* [Aim of the exercise]
Tally the lines that contain the string "JSON" and give the number by itself.

* [Lines of data]
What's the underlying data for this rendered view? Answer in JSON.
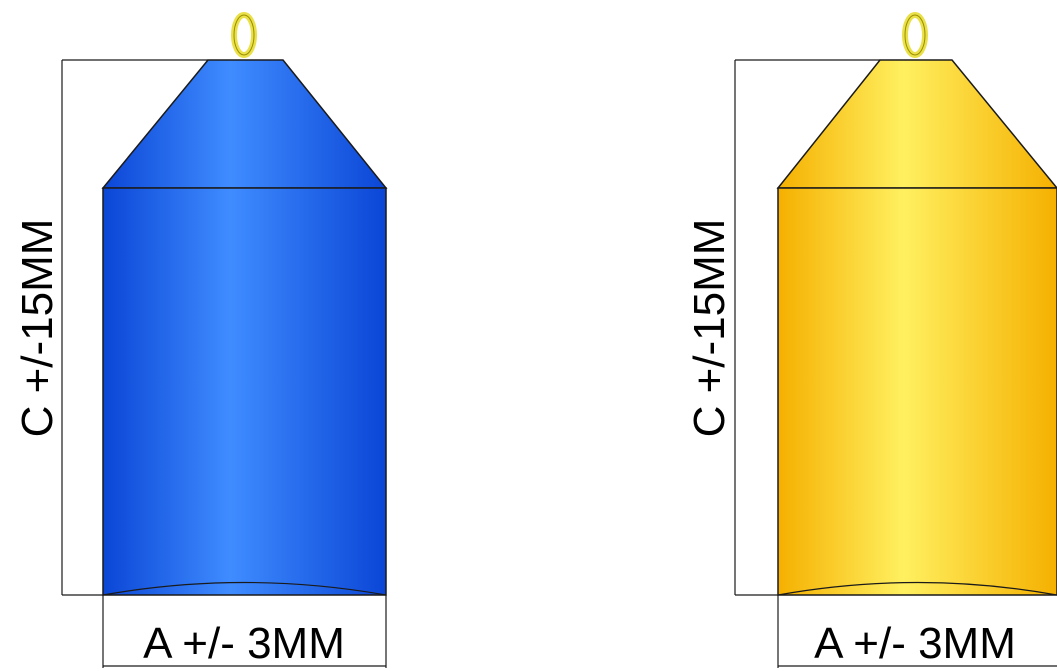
{
  "figures": [
    {
      "id": "blue",
      "body_color": "#1a66ee",
      "body_color_light": "#3f8cff",
      "body_color_dark": "#0b46d6",
      "loop_color": "#e9e04a",
      "height_label": "C +/-15MM",
      "width_label": "A +/- 3MM"
    },
    {
      "id": "yellow",
      "body_color": "#ffd000",
      "body_color_light": "#fff060",
      "body_color_dark": "#f5b000",
      "loop_color": "#e9e04a",
      "height_label": "C +/-15MM",
      "width_label": "A +/- 3MM"
    }
  ]
}
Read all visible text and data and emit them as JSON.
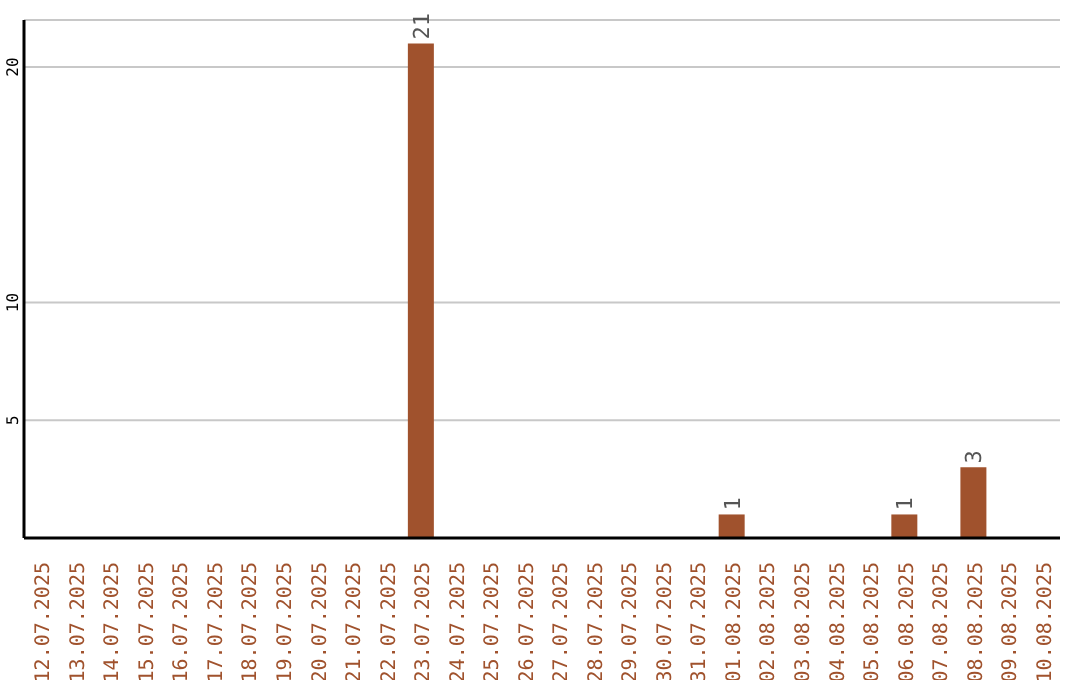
{
  "chart_data": {
    "type": "bar",
    "categories": [
      "12.07.2025",
      "13.07.2025",
      "14.07.2025",
      "15.07.2025",
      "16.07.2025",
      "17.07.2025",
      "18.07.2025",
      "19.07.2025",
      "20.07.2025",
      "21.07.2025",
      "22.07.2025",
      "23.07.2025",
      "24.07.2025",
      "25.07.2025",
      "26.07.2025",
      "27.07.2025",
      "28.07.2025",
      "29.07.2025",
      "30.07.2025",
      "31.07.2025",
      "01.08.2025",
      "02.08.2025",
      "03.08.2025",
      "04.08.2025",
      "05.08.2025",
      "06.08.2025",
      "07.08.2025",
      "08.08.2025",
      "09.08.2025",
      "10.08.2025"
    ],
    "values": [
      0,
      0,
      0,
      0,
      0,
      0,
      0,
      0,
      0,
      0,
      0,
      21,
      0,
      0,
      0,
      0,
      0,
      0,
      0,
      0,
      1,
      0,
      0,
      0,
      0,
      1,
      0,
      3,
      0,
      0
    ],
    "value_labels": [
      null,
      null,
      null,
      null,
      null,
      null,
      null,
      null,
      null,
      null,
      null,
      "21",
      null,
      null,
      null,
      null,
      null,
      null,
      null,
      null,
      "1",
      null,
      null,
      null,
      null,
      "1",
      null,
      "3",
      null,
      null
    ],
    "color": "#a0522d",
    "ylim": [
      0,
      22
    ],
    "yticks": [
      5,
      10,
      20
    ],
    "grid": "y"
  }
}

* [Exercise solution]
2